(Recorded data)
-- begin --
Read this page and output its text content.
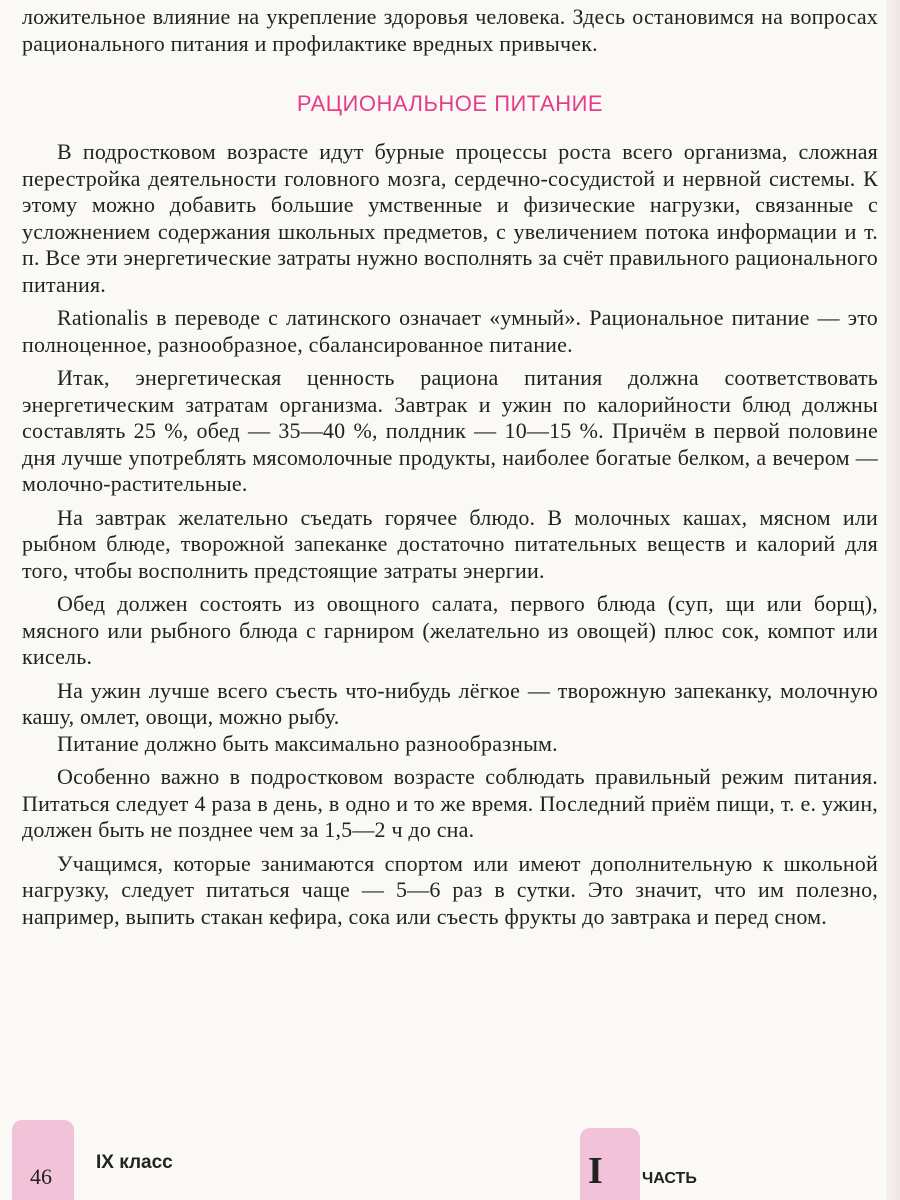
ложительное влияние на укрепление здоровья человека. Здесь остановимся на вопросах рационального питания и профилактике вредных привычек.

РАЦИОНАЛЬНОЕ ПИТАНИЕ

В подростковом возрасте идут бурные процессы роста всего организма, сложная перестройка деятельности головного мозга, сердечно-сосудистой и нервной системы. К этому можно добавить большие умственные и физические нагрузки, связанные с усложнением содержания школьных предметов, с увеличением потока информации и т. п. Все эти энергетические затраты нужно восполнять за счёт правильного рационального питания.

Rationalis в переводе с латинского означает «умный». Рациональное питание — это полноценное, разнообразное, сбалансированное питание.

Итак, энергетическая ценность рациона питания должна соответствовать энергетическим затратам организма. Завтрак и ужин по калорийности блюд должны составлять 25 %, обед — 35—40 %, полдник — 10—15 %. Причём в первой половине дня лучше употреблять мясомолочные продукты, наиболее богатые белком, а вечером — молочно-растительные.

На завтрак желательно съедать горячее блюдо. В молочных кашах, мясном или рыбном блюде, творожной запеканке достаточно питательных веществ и калорий для того, чтобы восполнить предстоящие затраты энергии.

Обед должен состоять из овощного салата, первого блюда (суп, щи или борщ), мясного или рыбного блюда с гарниром (желательно из овощей) плюс сок, компот или кисель.

На ужин лучше всего съесть что-нибудь лёгкое — творожную запеканку, молочную кашу, омлет, овощи, можно рыбу.

Питание должно быть максимально разнообразным.

Особенно важно в подростковом возрасте соблюдать правильный режим питания. Питаться следует 4 раза в день, в одно и то же время. Последний приём пищи, т. е. ужин, должен быть не позднее чем за 1,5—2 ч до сна.

Учащимся, которые занимаются спортом или имеют дополнительную к школьной нагрузку, следует питаться чаще — 5—6 раз в сутки. Это значит, что им полезно, например, выпить стакан кефира, сока или съесть фрукты до завтрака и перед сном.

46
IX класс	I ЧАСТЬ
-- end --
## Objective
Above are lines of data; state how many of them contain the word "питания", with no other output.

## Reply to the exercise
4